WHAT TO DO: From the listing below, extract each entry exactly as written, minus the images.
* * * * * * * * *
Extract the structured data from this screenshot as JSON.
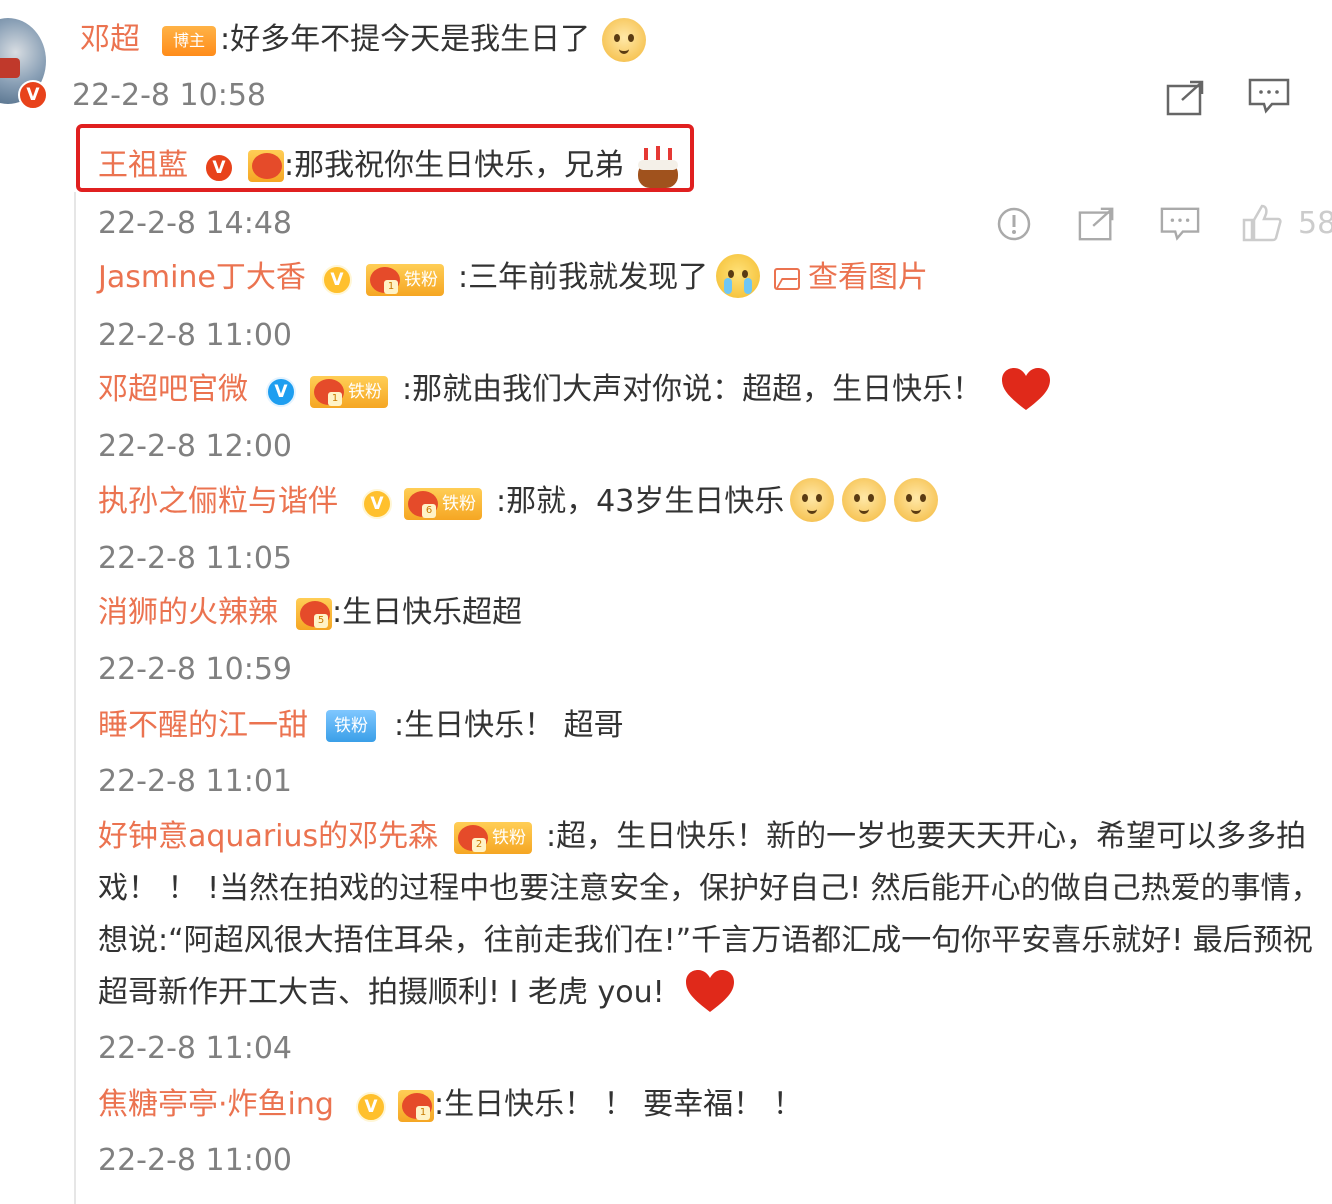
{
  "main_post": {
    "author": "邓超",
    "badge": "博主",
    "text": ":好多年不提今天是我生日了",
    "time": "22-2-8 10:58"
  },
  "highlight_reply": {
    "author": "王祖藍",
    "text": ":那我祝你生日快乐，兄弟",
    "time": "22-2-8 14:48",
    "like_count": "58"
  },
  "replies": [
    {
      "author": "Jasmine丁大香",
      "fan_badge": "铁粉",
      "fan_level": "1",
      "text": ":三年前我就发现了",
      "link": "查看图片",
      "time": "22-2-8 11:00"
    },
    {
      "author": "邓超吧官微",
      "fan_badge": "铁粉",
      "fan_level": "1",
      "text": ":那就由我们大声对你说：超超，生日快乐！",
      "time": "22-2-8 12:00"
    },
    {
      "author": "执孙之俪粒与谐伴",
      "fan_badge": "铁粉",
      "fan_level": "6",
      "text": ":那就，43岁生日快乐",
      "time": "22-2-8 11:05"
    },
    {
      "author": "消狮的火辣辣",
      "fan_level": "5",
      "text": ":生日快乐超超",
      "time": "22-2-8 10:59"
    },
    {
      "author": "睡不醒的江一甜",
      "fan_badge": "铁粉",
      "text": ":生日快乐！ 超哥",
      "time": "22-2-8 11:01"
    },
    {
      "author": "好钟意aquarius的邓先森",
      "fan_badge": "铁粉",
      "fan_level": "2",
      "text_lines": [
        ":超，生日快乐！新的一岁也要天天开心，希望可以多多拍",
        "戏！ ！ !当然在拍戏的过程中也要注意安全，保护好自己! 然后能开心的做自己热爱的事情，",
        "想说:“阿超风很大捂住耳朵，往前走我们在!”千言万语都汇成一句你平安喜乐就好! 最后预祝",
        "超哥新作开工大吉、拍摄顺利! I 老虎 you!"
      ],
      "time": "22-2-8 11:04"
    },
    {
      "author": "焦糖亭亭·炸鱼ing",
      "fan_level": "1",
      "text": ":生日快乐！ ！ 要幸福！ ！",
      "time": "22-2-8 11:00"
    }
  ],
  "icons": [
    "share-icon",
    "comment-icon",
    "report-icon",
    "like-icon",
    "image-icon"
  ],
  "colors": {
    "username": "#eb7350",
    "highlight_border": "#e02020",
    "text": "#333333",
    "time": "#808080"
  }
}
* * * * * * * * *
OUTPUT:
Extract the structured data from this screenshot as JSON.
{
  "main_post": {
    "author": "邓超",
    "badge": "博主",
    "text": ":好多年不提今天是我生日了",
    "time": "22-2-8 10:58"
  },
  "highlight_reply": {
    "author": "王祖藍",
    "text": ":那我祝你生日快乐，兄弟",
    "time": "22-2-8 14:48",
    "like_count": "58"
  },
  "replies": [
    {
      "author": "Jasmine丁大香",
      "fan_badge": "铁粉",
      "fan_level": "1",
      "text": ":三年前我就发现了",
      "link": "查看图片",
      "time": "22-2-8 11:00"
    },
    {
      "author": "邓超吧官微",
      "fan_badge": "铁粉",
      "fan_level": "1",
      "text": ":那就由我们大声对你说：超超，生日快乐！",
      "time": "22-2-8 12:00"
    },
    {
      "author": "执孙之俪粒与谐伴",
      "fan_badge": "铁粉",
      "fan_level": "6",
      "text": ":那就，43岁生日快乐",
      "time": "22-2-8 11:05"
    },
    {
      "author": "消狮的火辣辣",
      "fan_level": "5",
      "text": ":生日快乐超超",
      "time": "22-2-8 10:59"
    },
    {
      "author": "睡不醒的江一甜",
      "fan_badge": "铁粉",
      "text": ":生日快乐！ 超哥",
      "time": "22-2-8 11:01"
    },
    {
      "author": "好钟意aquarius的邓先森",
      "fan_badge": "铁粉",
      "fan_level": "2",
      "text_lines": [
        ":超，生日快乐！新的一岁也要天天开心，希望可以多多拍",
        "戏！ ！ !当然在拍戏的过程中也要注意安全，保护好自己! 然后能开心的做自己热爱的事情，",
        "想说:“阿超风很大捂住耳朵，往前走我们在!”千言万语都汇成一句你平安喜乐就好! 最后预祝",
        "超哥新作开工大吉、拍摄顺利! I 老虎 you!"
      ],
      "time": "22-2-8 11:04"
    },
    {
      "author": "焦糖亭亭·炸鱼ing",
      "fan_level": "1",
      "text": ":生日快乐！ ！ 要幸福！ ！",
      "time": "22-2-8 11:00"
    }
  ],
  "icons": [
    "share-icon",
    "comment-icon",
    "report-icon",
    "like-icon",
    "image-icon"
  ],
  "colors": {
    "username": "#eb7350",
    "highlight_border": "#e02020",
    "text": "#333333",
    "time": "#808080"
  }
}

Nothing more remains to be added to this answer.